▸ **Lines of data**:

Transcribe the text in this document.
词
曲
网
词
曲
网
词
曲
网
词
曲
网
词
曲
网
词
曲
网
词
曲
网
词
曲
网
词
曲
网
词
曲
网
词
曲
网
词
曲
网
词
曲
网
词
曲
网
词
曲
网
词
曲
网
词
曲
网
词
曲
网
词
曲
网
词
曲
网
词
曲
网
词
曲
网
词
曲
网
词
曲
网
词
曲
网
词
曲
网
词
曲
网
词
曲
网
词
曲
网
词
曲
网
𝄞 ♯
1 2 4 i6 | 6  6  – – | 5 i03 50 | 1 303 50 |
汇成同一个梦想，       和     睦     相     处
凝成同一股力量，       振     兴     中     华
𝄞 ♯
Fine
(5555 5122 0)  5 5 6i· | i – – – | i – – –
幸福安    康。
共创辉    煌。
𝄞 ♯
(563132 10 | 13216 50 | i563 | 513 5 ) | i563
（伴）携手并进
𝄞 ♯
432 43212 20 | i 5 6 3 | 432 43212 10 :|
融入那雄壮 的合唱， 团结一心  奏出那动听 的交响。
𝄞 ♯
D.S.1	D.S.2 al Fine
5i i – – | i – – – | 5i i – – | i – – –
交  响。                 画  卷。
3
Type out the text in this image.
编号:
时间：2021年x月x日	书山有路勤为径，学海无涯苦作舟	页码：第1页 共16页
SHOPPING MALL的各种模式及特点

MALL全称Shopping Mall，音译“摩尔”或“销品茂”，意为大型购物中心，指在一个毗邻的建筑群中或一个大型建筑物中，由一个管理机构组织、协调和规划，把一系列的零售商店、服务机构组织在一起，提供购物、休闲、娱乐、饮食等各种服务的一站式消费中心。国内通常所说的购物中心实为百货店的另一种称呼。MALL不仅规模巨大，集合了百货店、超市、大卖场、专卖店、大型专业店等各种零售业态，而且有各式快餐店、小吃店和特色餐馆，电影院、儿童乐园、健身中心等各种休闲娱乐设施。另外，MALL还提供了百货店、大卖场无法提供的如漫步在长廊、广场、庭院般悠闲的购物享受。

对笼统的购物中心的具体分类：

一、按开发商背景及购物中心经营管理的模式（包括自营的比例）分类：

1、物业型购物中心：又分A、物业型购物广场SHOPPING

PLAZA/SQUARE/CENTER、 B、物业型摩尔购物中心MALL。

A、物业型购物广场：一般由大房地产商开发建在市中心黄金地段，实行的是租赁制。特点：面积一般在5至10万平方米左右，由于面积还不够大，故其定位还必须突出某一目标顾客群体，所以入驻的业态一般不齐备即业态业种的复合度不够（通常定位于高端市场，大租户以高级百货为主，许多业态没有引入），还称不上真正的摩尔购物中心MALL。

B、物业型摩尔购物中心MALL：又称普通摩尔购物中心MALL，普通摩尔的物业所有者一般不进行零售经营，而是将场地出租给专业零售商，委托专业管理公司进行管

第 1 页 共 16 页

▸ **REQUIREMENTS**: Return the entries above exactly, each one complete.

▸ **RESULT**:
Transcribe the text in this document.
词
曲
网
词
曲
网
词
曲
网
词
曲
网
词
曲
网
词
曲
网
词
曲
网
词
曲
网
词
曲
网
词
曲
网
词
曲
网
词
曲
网
词
曲
网
词
曲
网
词
曲
网
词
曲
网
词
曲
网
词
曲
网
词
曲
网
词
曲
网
词
曲
网
词
曲
网
词
曲
网
词
曲
网
词
曲
网
词
曲
网
词
曲
网
词
曲
网
词
曲
网
词
曲
网
𝄞 ♯
1 2 4 i6 | 6  6  – – | 5 i03 50 | 1 303 50 |
汇成同一个梦想，       和     睦     相     处
凝成同一股力量，       振     兴     中     华
𝄞 ♯
Fine
(5555 5122 0)  5 5 6i· | i – – – | i – – –
幸福安    康。
共创辉    煌。
𝄞 ♯
(563132 10 | 13216 50 | i563 | 513 5 ) | i563
（伴）携手并进
𝄞 ♯
432 43212 20 | i 5 6 3 | 432 43212 10 :|
融入那雄壮 的合唱， 团结一心  奏出那动听 的交响。
𝄞 ♯
D.S.1	D.S.2 al Fine
5i i – – | i – – – | 5i i – – | i – – –
交  响。                 画  卷。
3
Type out the text in this image.
编号:
时间：2021年x月x日	书山有路勤为径，学海无涯苦作舟	页码：第1页 共16页
SHOPPING MALL的各种模式及特点

MALL全称Shopping Mall，音译“摩尔”或“销品茂”，意为大型购物中心，指在一个毗邻的建筑群中或一个大型建筑物中，由一个管理机构组织、协调和规划，把一系列的零售商店、服务机构组织在一起，提供购物、休闲、娱乐、饮食等各种服务的一站式消费中心。国内通常所说的购物中心实为百货店的另一种称呼。MALL不仅规模巨大，集合了百货店、超市、大卖场、专卖店、大型专业店等各种零售业态，而且有各式快餐店、小吃店和特色餐馆，电影院、儿童乐园、健身中心等各种休闲娱乐设施。另外，MALL还提供了百货店、大卖场无法提供的如漫步在长廊、广场、庭院般悠闲的购物享受。

对笼统的购物中心的具体分类：

一、按开发商背景及购物中心经营管理的模式（包括自营的比例）分类：

1、物业型购物中心：又分A、物业型购物广场SHOPPING

PLAZA/SQUARE/CENTER、 B、物业型摩尔购物中心MALL。

A、物业型购物广场：一般由大房地产商开发建在市中心黄金地段，实行的是租赁制。特点：面积一般在5至10万平方米左右，由于面积还不够大，故其定位还必须突出某一目标顾客群体，所以入驻的业态一般不齐备即业态业种的复合度不够（通常定位于高端市场，大租户以高级百货为主，许多业态没有引入），还称不上真正的摩尔购物中心MALL。

B、物业型摩尔购物中心MALL：又称普通摩尔购物中心MALL，普通摩尔的物业所有者一般不进行零售经营，而是将场地出租给专业零售商，委托专业管理公司进行管

第 1 页 共 16 页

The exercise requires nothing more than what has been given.